═════ Task data

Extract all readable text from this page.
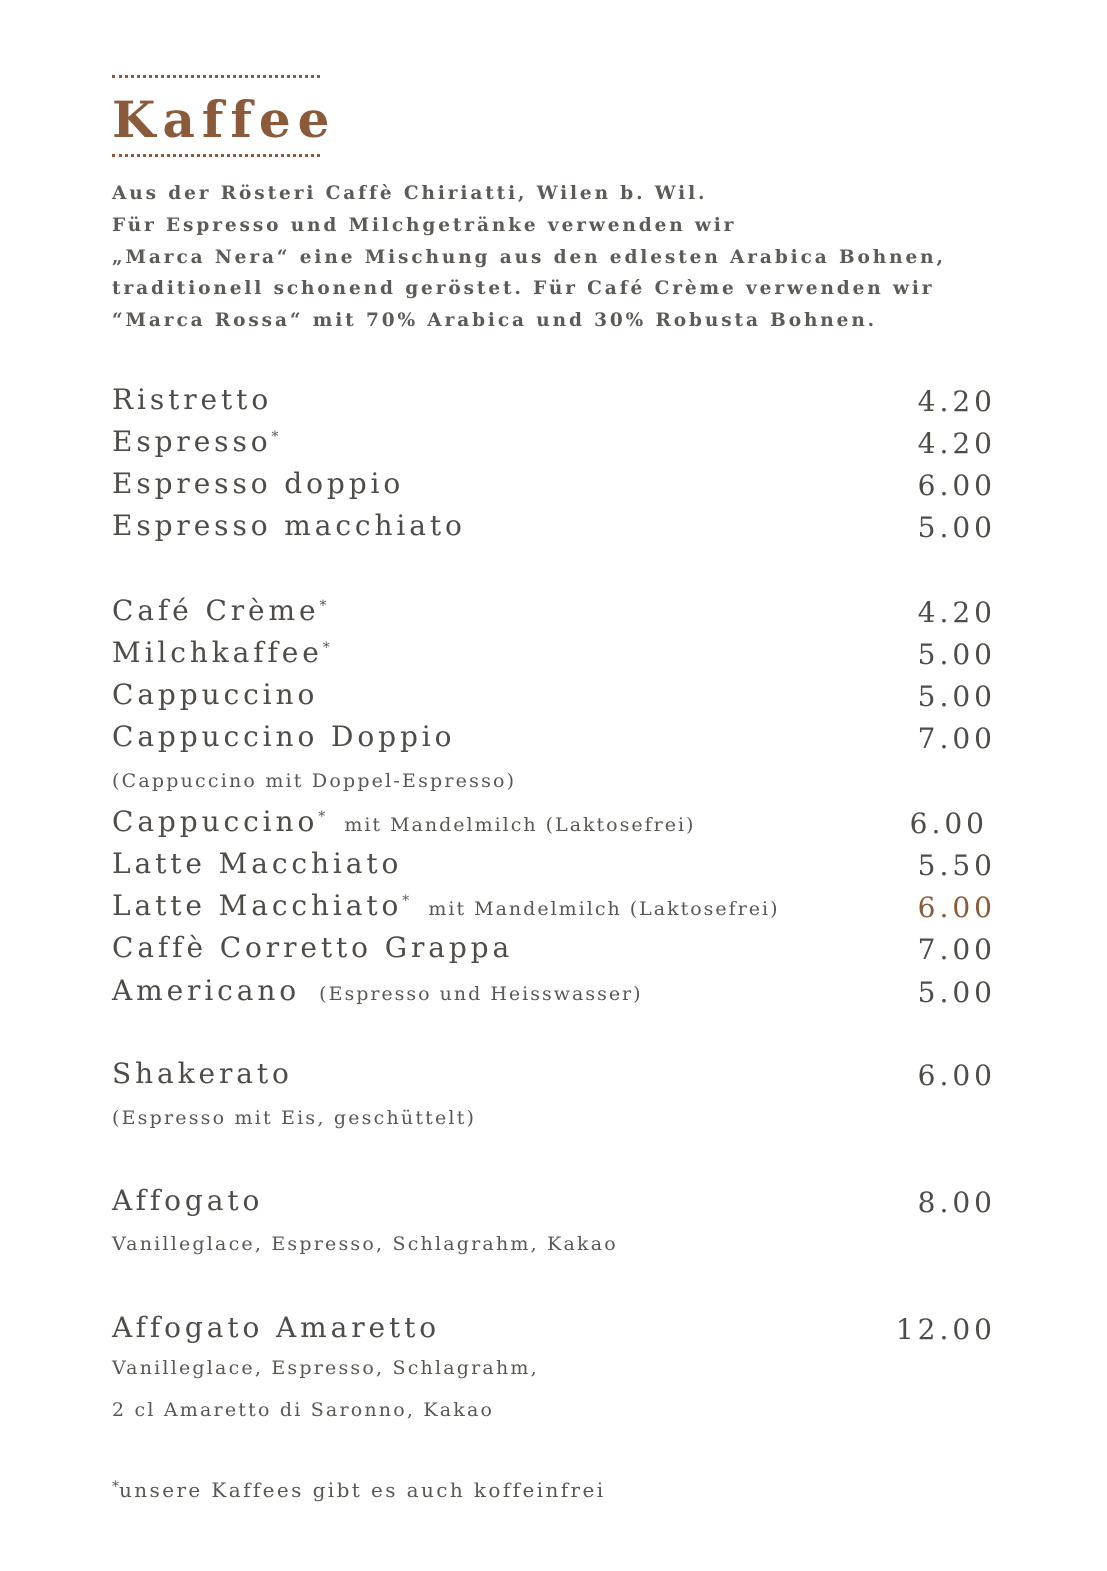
Kaffee
Aus der Rösteri Caffè Chiriatti, Wilen b. Wil.
Für Espresso und Milchgetränke verwenden wir
„Marca Nera“ eine Mischung aus den edlesten Arabica Bohnen,
traditionell schonend geröstet. Für Café Crème verwenden wir
“Marca Rossa“ mit 70% Arabica und 30% Robusta Bohnen.
Ristretto	4.20
Espresso*	4.20
Espresso doppio	6.00
Espresso macchiato	5.00
Café Crème*	4.20
Milchkaffee*	5.00
Cappuccino	5.00
Cappuccino Doppio	7.00
(Cappuccino mit Doppel-Espresso)
Cappuccino* mit Mandelmilch (Laktosefrei)	6.00
Latte Macchiato	5.50
Latte Macchiato* mit Mandelmilch (Laktosefrei)	6.00
Caffè Corretto Grappa	7.00
Americano (Espresso und Heisswasser)	5.00
Shakerato	6.00
(Espresso mit Eis, geschüttelt)
Affogato	8.00
Vanilleglace, Espresso, Schlagrahm, Kakao
Affogato Amaretto	12.00
Vanilleglace, Espresso, Schlagrahm,
2 cl Amaretto di Saronno, Kakao
*unsere Kaffees gibt es auch koffeinfrei
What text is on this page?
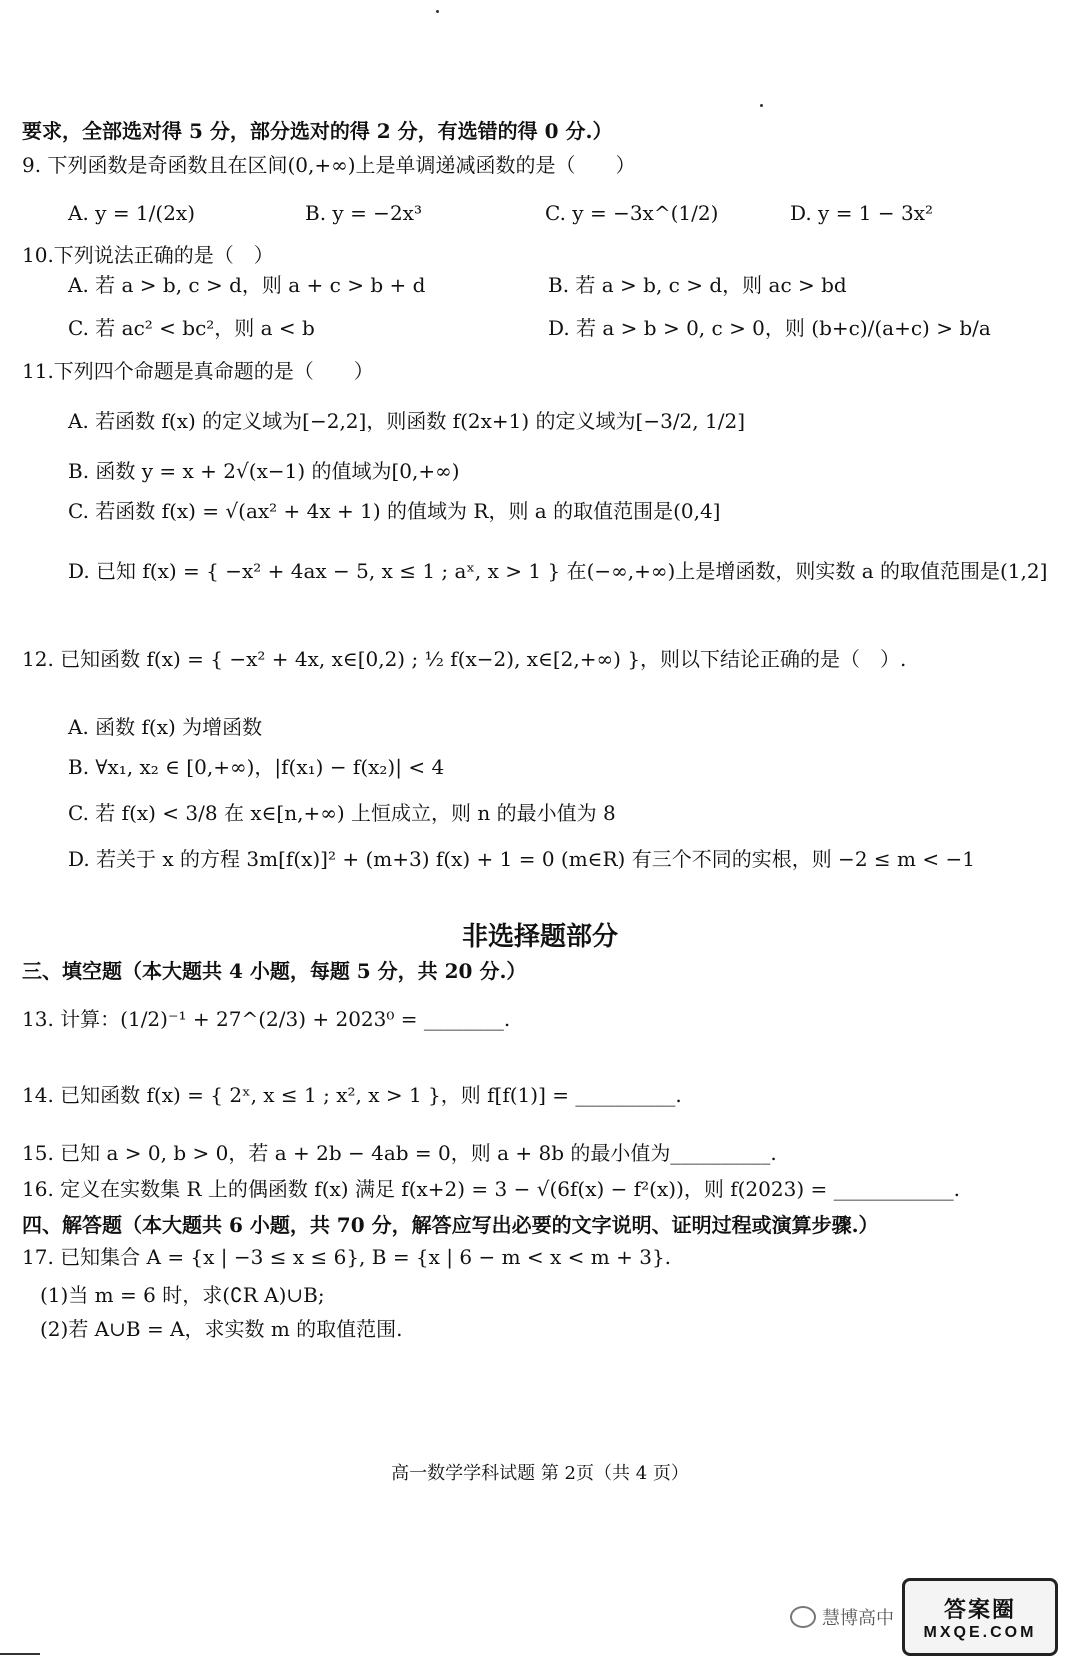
要求，全部选对得 5 分，部分选对的得 2 分，有选错的得 0 分.）
9. 下列函数是奇函数且在区间(0,+∞)上是单调递减函数的是（　　）
A. y = 1/(2x)	B. y = −2x³	C. y = −3x^(1/2)	D. y = 1 − 3x²
10.下列说法正确的是（　）
A. 若 a > b, c > d，则 a + c > b + d	B. 若 a > b, c > d，则 ac > bd
C. 若 ac² < bc²，则 a < b	D. 若 a > b > 0, c > 0，则 (b+c)/(a+c) > b/a
11.下列四个命题是真命题的是（　　）
A. 若函数 f(x) 的定义域为[−2,2]，则函数 f(2x+1) 的定义域为[−3/2, 1/2]
B. 函数 y = x + 2√(x−1) 的值域为[0,+∞)
C. 若函数 f(x) = √(ax² + 4x + 1) 的值域为 R，则 a 的取值范围是(0,4]
D. 已知 f(x) = { −x² + 4ax − 5, x ≤ 1 ; aˣ, x > 1 } 在(−∞,+∞)上是增函数，则实数 a 的取值范围是(1,2]
12. 已知函数 f(x) = { −x² + 4x, x∈[0,2) ; ½ f(x−2), x∈[2,+∞) }，则以下结论正确的是（　）.
A. 函数 f(x) 为增函数
B. ∀x₁, x₂ ∈ [0,+∞)，|f(x₁) − f(x₂)| < 4
C. 若 f(x) < 3/8 在 x∈[n,+∞) 上恒成立，则 n 的最小值为 8
D. 若关于 x 的方程 3m[f(x)]² + (m+3) f(x) + 1 = 0 (m∈R) 有三个不同的实根，则 −2 ≤ m < −1
非选择题部分
三、填空题（本大题共 4 小题，每题 5 分，共 20 分.）
13. 计算：(1/2)⁻¹ + 27^(2/3) + 2023⁰ = ________.
14. 已知函数 f(x) = { 2ˣ, x ≤ 1 ; x², x > 1 }，则 f[f(1)] = __________.
15. 已知 a > 0, b > 0，若 a + 2b − 4ab = 0，则 a + 8b 的最小值为__________.
16. 定义在实数集 R 上的偶函数 f(x) 满足 f(x+2) = 3 − √(6f(x) − f²(x))，则 f(2023) = ____________.
四、解答题（本大题共 6 小题，共 70 分，解答应写出必要的文字说明、证明过程或演算步骤.）
17. 已知集合 A = {x | −3 ≤ x ≤ 6}, B = {x | 6 − m < x < m + 3}.
(1)当 m = 6 时，求(∁R A)∪B;
(2)若 A∪B = A，求实数 m 的取值范围.
高一数学学科试题 第 2页（共 4 页）
慧博高中 答案圈
MXQE.COM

══════════

## [Exercise brief]
From the listing, extract all text exactly as given and drop any picture.

## [Output]
Extract all readable text from this page.
Kaffee
Aus der Rösteri Caffè Chiriatti, Wilen b. Wil.
Für Espresso und Milchgetränke verwenden wir
„Marca Nera“ eine Mischung aus den edlesten Arabica Bohnen,
traditionell schonend geröstet. Für Café Crème verwenden wir
“Marca Rossa“ mit 70% Arabica und 30% Robusta Bohnen.
Ristretto	4.20
Espresso*	4.20
Espresso doppio	6.00
Espresso macchiato	5.00
Café Crème*	4.20
Milchkaffee*	5.00
Cappuccino	5.00
Cappuccino Doppio	7.00
(Cappuccino mit Doppel-Espresso)
Cappuccino* mit Mandelmilch (Laktosefrei)	6.00
Latte Macchiato	5.50
Latte Macchiato* mit Mandelmilch (Laktosefrei)	6.00
Caffè Corretto Grappa	7.00
Americano (Espresso und Heisswasser)	5.00
Shakerato	6.00
(Espresso mit Eis, geschüttelt)
Affogato	8.00
Vanilleglace, Espresso, Schlagrahm, Kakao
Affogato Amaretto	12.00
Vanilleglace, Espresso, Schlagrahm,
2 cl Amaretto di Saronno, Kakao
*unsere Kaffees gibt es auch koffeinfrei
What text is on this page?
要求，全部选对得 5 分，部分选对的得 2 分，有选错的得 0 分.）
9. 下列函数是奇函数且在区间(0,+∞)上是单调递减函数的是（　　）
A. y = 1/(2x)	B. y = −2x³	C. y = −3x^(1/2)	D. y = 1 − 3x²
10.下列说法正确的是（　）
A. 若 a > b, c > d，则 a + c > b + d	B. 若 a > b, c > d，则 ac > bd
C. 若 ac² < bc²，则 a < b	D. 若 a > b > 0, c > 0，则 (b+c)/(a+c) > b/a
11.下列四个命题是真命题的是（　　）
A. 若函数 f(x) 的定义域为[−2,2]，则函数 f(2x+1) 的定义域为[−3/2, 1/2]
B. 函数 y = x + 2√(x−1) 的值域为[0,+∞)
C. 若函数 f(x) = √(ax² + 4x + 1) 的值域为 R，则 a 的取值范围是(0,4]
D. 已知 f(x) = { −x² + 4ax − 5, x ≤ 1 ; aˣ, x > 1 } 在(−∞,+∞)上是增函数，则实数 a 的取值范围是(1,2]
12. 已知函数 f(x) = { −x² + 4x, x∈[0,2) ; ½ f(x−2), x∈[2,+∞) }，则以下结论正确的是（　）.
A. 函数 f(x) 为增函数
B. ∀x₁, x₂ ∈ [0,+∞)，|f(x₁) − f(x₂)| < 4
C. 若 f(x) < 3/8 在 x∈[n,+∞) 上恒成立，则 n 的最小值为 8
D. 若关于 x 的方程 3m[f(x)]² + (m+3) f(x) + 1 = 0 (m∈R) 有三个不同的实根，则 −2 ≤ m < −1
非选择题部分
三、填空题（本大题共 4 小题，每题 5 分，共 20 分.）
13. 计算：(1/2)⁻¹ + 27^(2/3) + 2023⁰ = ________.
14. 已知函数 f(x) = { 2ˣ, x ≤ 1 ; x², x > 1 }，则 f[f(1)] = __________.
15. 已知 a > 0, b > 0，若 a + 2b − 4ab = 0，则 a + 8b 的最小值为__________.
16. 定义在实数集 R 上的偶函数 f(x) 满足 f(x+2) = 3 − √(6f(x) − f²(x))，则 f(2023) = ____________.
四、解答题（本大题共 6 小题，共 70 分，解答应写出必要的文字说明、证明过程或演算步骤.）
17. 已知集合 A = {x | −3 ≤ x ≤ 6}, B = {x | 6 − m < x < m + 3}.
(1)当 m = 6 时，求(∁R A)∪B;
(2)若 A∪B = A，求实数 m 的取值范围.
高一数学学科试题 第 2页（共 4 页）
慧博高中 答案圈
MXQE.COM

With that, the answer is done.